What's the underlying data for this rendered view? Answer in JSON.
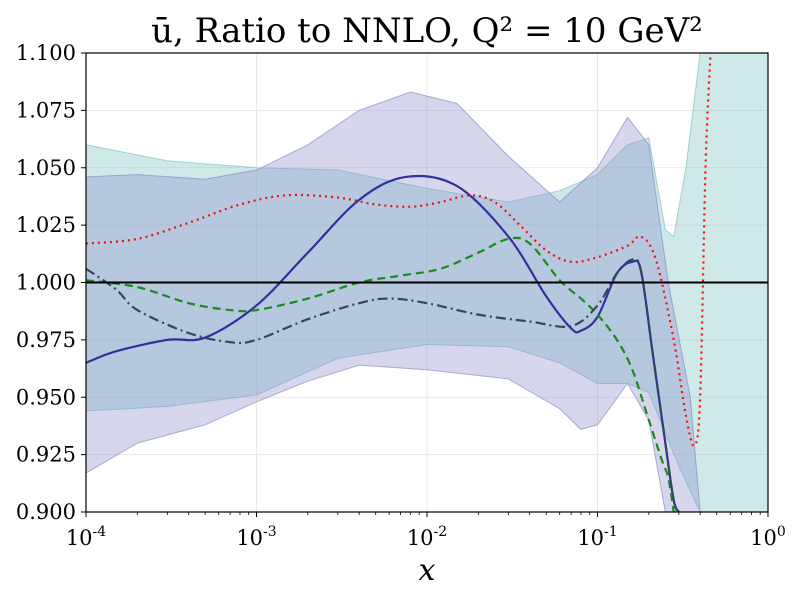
{
  "chart_data": {
    "type": "line",
    "title": "ū, Ratio to NNLO, Q² = 10 GeV²",
    "xlabel": "x",
    "ylabel": "",
    "xscale": "log",
    "xlim": [
      0.0001,
      1
    ],
    "ylim": [
      0.9,
      1.1
    ],
    "grid": true,
    "xticks": [
      {
        "value": 0.0001,
        "base": "10",
        "exp": "-4"
      },
      {
        "value": 0.001,
        "base": "10",
        "exp": "-3"
      },
      {
        "value": 0.01,
        "base": "10",
        "exp": "-2"
      },
      {
        "value": 0.1,
        "base": "10",
        "exp": "-1"
      },
      {
        "value": 1,
        "base": "10",
        "exp": "0"
      }
    ],
    "yticks": [
      {
        "value": 0.9,
        "label": "0.900"
      },
      {
        "value": 0.925,
        "label": "0.925"
      },
      {
        "value": 0.95,
        "label": "0.950"
      },
      {
        "value": 0.975,
        "label": "0.975"
      },
      {
        "value": 1.0,
        "label": "1.000"
      },
      {
        "value": 1.025,
        "label": "1.025"
      },
      {
        "value": 1.05,
        "label": "1.050"
      },
      {
        "value": 1.075,
        "label": "1.075"
      },
      {
        "value": 1.1,
        "label": "1.100"
      }
    ],
    "bands": [
      {
        "name": "teal-band",
        "color": "#7fc4c0",
        "opacity": 0.38,
        "upper": [
          [
            0.0001,
            1.06
          ],
          [
            0.0003,
            1.053
          ],
          [
            0.001,
            1.05
          ],
          [
            0.003,
            1.049
          ],
          [
            0.01,
            1.041
          ],
          [
            0.03,
            1.035
          ],
          [
            0.06,
            1.04
          ],
          [
            0.1,
            1.047
          ],
          [
            0.15,
            1.06
          ],
          [
            0.2,
            1.063
          ],
          [
            0.25,
            1.023
          ],
          [
            0.28,
            1.02
          ],
          [
            0.33,
            1.05
          ],
          [
            0.4,
            1.1
          ],
          [
            1,
            1.1
          ]
        ],
        "lower": [
          [
            0.0001,
            0.944
          ],
          [
            0.0003,
            0.946
          ],
          [
            0.001,
            0.951
          ],
          [
            0.003,
            0.967
          ],
          [
            0.01,
            0.973
          ],
          [
            0.03,
            0.972
          ],
          [
            0.06,
            0.965
          ],
          [
            0.1,
            0.956
          ],
          [
            0.15,
            0.956
          ],
          [
            0.2,
            0.952
          ],
          [
            0.3,
            0.92
          ],
          [
            0.4,
            0.9
          ],
          [
            1,
            0.9
          ]
        ]
      },
      {
        "name": "purple-band",
        "color": "#8c8ccc",
        "opacity": 0.36,
        "upper": [
          [
            0.0001,
            1.046
          ],
          [
            0.0002,
            1.047
          ],
          [
            0.0005,
            1.045
          ],
          [
            0.001,
            1.049
          ],
          [
            0.002,
            1.06
          ],
          [
            0.004,
            1.075
          ],
          [
            0.008,
            1.083
          ],
          [
            0.015,
            1.078
          ],
          [
            0.03,
            1.055
          ],
          [
            0.06,
            1.035
          ],
          [
            0.1,
            1.05
          ],
          [
            0.15,
            1.072
          ],
          [
            0.2,
            1.06
          ],
          [
            0.26,
            1.0
          ],
          [
            0.35,
            0.95
          ],
          [
            0.4,
            0.9
          ],
          [
            1,
            0.9
          ]
        ],
        "lower": [
          [
            0.0001,
            0.917
          ],
          [
            0.0002,
            0.93
          ],
          [
            0.0005,
            0.938
          ],
          [
            0.001,
            0.948
          ],
          [
            0.002,
            0.957
          ],
          [
            0.004,
            0.964
          ],
          [
            0.01,
            0.962
          ],
          [
            0.03,
            0.958
          ],
          [
            0.06,
            0.945
          ],
          [
            0.08,
            0.936
          ],
          [
            0.1,
            0.938
          ],
          [
            0.15,
            0.956
          ],
          [
            0.2,
            0.94
          ],
          [
            0.25,
            0.9
          ],
          [
            1,
            0.9
          ]
        ]
      }
    ],
    "series": [
      {
        "name": "blue-solid",
        "color": "#3030a0",
        "dash": "",
        "width": 2.2,
        "points": [
          [
            0.0001,
            0.965
          ],
          [
            0.00015,
            0.97
          ],
          [
            0.0003,
            0.975
          ],
          [
            0.0005,
            0.976
          ],
          [
            0.001,
            0.99
          ],
          [
            0.002,
            1.013
          ],
          [
            0.004,
            1.036
          ],
          [
            0.0075,
            1.046
          ],
          [
            0.015,
            1.042
          ],
          [
            0.03,
            1.02
          ],
          [
            0.05,
            0.994
          ],
          [
            0.07,
            0.98
          ],
          [
            0.08,
            0.979
          ],
          [
            0.1,
            0.985
          ],
          [
            0.13,
            1.004
          ],
          [
            0.16,
            1.009
          ],
          [
            0.18,
            1.005
          ],
          [
            0.21,
            0.97
          ],
          [
            0.25,
            0.93
          ],
          [
            0.28,
            0.905
          ],
          [
            0.3,
            0.9
          ]
        ]
      },
      {
        "name": "red-dotted",
        "color": "#ee1111",
        "dash": "2 4",
        "width": 2.2,
        "points": [
          [
            0.0001,
            1.017
          ],
          [
            0.0002,
            1.019
          ],
          [
            0.0004,
            1.026
          ],
          [
            0.0008,
            1.034
          ],
          [
            0.0015,
            1.038
          ],
          [
            0.003,
            1.037
          ],
          [
            0.005,
            1.034
          ],
          [
            0.008,
            1.033
          ],
          [
            0.012,
            1.035
          ],
          [
            0.018,
            1.038
          ],
          [
            0.025,
            1.035
          ],
          [
            0.035,
            1.025
          ],
          [
            0.05,
            1.014
          ],
          [
            0.07,
            1.009
          ],
          [
            0.1,
            1.011
          ],
          [
            0.15,
            1.016
          ],
          [
            0.18,
            1.02
          ],
          [
            0.22,
            1.01
          ],
          [
            0.28,
            0.975
          ],
          [
            0.33,
            0.942
          ],
          [
            0.37,
            0.929
          ],
          [
            0.4,
            0.95
          ],
          [
            0.43,
            1.05
          ],
          [
            0.46,
            1.1
          ]
        ]
      },
      {
        "name": "green-dashed",
        "color": "#1a8a1a",
        "dash": "8 5",
        "width": 2.2,
        "points": [
          [
            0.0001,
            1.001
          ],
          [
            0.0002,
            0.998
          ],
          [
            0.0004,
            0.991
          ],
          [
            0.0007,
            0.988
          ],
          [
            0.001,
            0.988
          ],
          [
            0.002,
            0.993
          ],
          [
            0.004,
            1.0
          ],
          [
            0.007,
            1.003
          ],
          [
            0.012,
            1.006
          ],
          [
            0.02,
            1.013
          ],
          [
            0.03,
            1.019
          ],
          [
            0.04,
            1.017
          ],
          [
            0.06,
            1.001
          ],
          [
            0.08,
            0.993
          ],
          [
            0.1,
            0.986
          ],
          [
            0.13,
            0.975
          ],
          [
            0.16,
            0.962
          ],
          [
            0.2,
            0.94
          ],
          [
            0.24,
            0.922
          ],
          [
            0.26,
            0.915
          ],
          [
            0.28,
            0.9
          ]
        ]
      },
      {
        "name": "darkslate-dashdot",
        "color": "#2f4a56",
        "dash": "10 4 2 4",
        "width": 2.2,
        "points": [
          [
            0.0001,
            1.006
          ],
          [
            0.00015,
            0.997
          ],
          [
            0.0002,
            0.988
          ],
          [
            0.0004,
            0.978
          ],
          [
            0.0007,
            0.974
          ],
          [
            0.001,
            0.975
          ],
          [
            0.002,
            0.984
          ],
          [
            0.004,
            0.991
          ],
          [
            0.006,
            0.993
          ],
          [
            0.01,
            0.991
          ],
          [
            0.02,
            0.986
          ],
          [
            0.04,
            0.983
          ],
          [
            0.07,
            0.981
          ],
          [
            0.1,
            0.99
          ],
          [
            0.13,
            1.004
          ],
          [
            0.16,
            1.01
          ],
          [
            0.18,
            1.005
          ],
          [
            0.21,
            0.97
          ],
          [
            0.25,
            0.93
          ],
          [
            0.28,
            0.905
          ],
          [
            0.3,
            0.9
          ]
        ]
      },
      {
        "name": "baseline-solid",
        "color": "#000000",
        "dash": "",
        "width": 2,
        "points": [
          [
            0.0001,
            1.0
          ],
          [
            1,
            1.0
          ]
        ]
      }
    ]
  }
}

# # # # #

= TASK GOAL =
In the entries above, how many lines hold the word "name"? State the number and nothing else.

= EXERCISE RESULT =
7